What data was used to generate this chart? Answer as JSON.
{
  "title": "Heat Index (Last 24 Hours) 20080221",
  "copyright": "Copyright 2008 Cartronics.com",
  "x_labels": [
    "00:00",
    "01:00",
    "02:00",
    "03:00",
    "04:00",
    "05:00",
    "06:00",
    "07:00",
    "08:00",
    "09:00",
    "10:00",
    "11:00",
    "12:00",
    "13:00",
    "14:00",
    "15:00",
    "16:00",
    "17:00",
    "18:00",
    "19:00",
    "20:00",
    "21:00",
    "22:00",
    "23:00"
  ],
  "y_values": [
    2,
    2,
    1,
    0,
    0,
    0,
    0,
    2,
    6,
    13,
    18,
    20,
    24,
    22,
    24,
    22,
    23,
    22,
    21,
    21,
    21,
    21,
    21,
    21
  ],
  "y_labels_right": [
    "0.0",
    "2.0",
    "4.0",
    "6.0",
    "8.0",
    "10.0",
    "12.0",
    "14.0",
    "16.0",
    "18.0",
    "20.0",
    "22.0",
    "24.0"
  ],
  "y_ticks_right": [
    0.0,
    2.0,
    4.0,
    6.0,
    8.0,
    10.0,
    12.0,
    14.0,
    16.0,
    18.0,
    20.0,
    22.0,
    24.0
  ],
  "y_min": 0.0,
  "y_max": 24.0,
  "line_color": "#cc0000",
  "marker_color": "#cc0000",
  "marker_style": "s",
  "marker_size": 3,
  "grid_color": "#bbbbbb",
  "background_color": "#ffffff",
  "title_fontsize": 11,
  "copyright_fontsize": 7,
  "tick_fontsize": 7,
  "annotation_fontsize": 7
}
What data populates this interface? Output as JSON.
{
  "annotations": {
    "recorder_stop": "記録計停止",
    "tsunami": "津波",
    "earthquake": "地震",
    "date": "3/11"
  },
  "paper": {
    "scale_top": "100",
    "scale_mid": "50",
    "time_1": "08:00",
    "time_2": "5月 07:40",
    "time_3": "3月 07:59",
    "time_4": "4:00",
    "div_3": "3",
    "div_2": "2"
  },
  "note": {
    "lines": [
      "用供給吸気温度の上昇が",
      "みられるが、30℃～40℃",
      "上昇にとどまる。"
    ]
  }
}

########

Select and copy each line from the data that includes the word "What".

What data was used to generate this chart? Answer as JSON.
What data populates this interface? Output as JSON.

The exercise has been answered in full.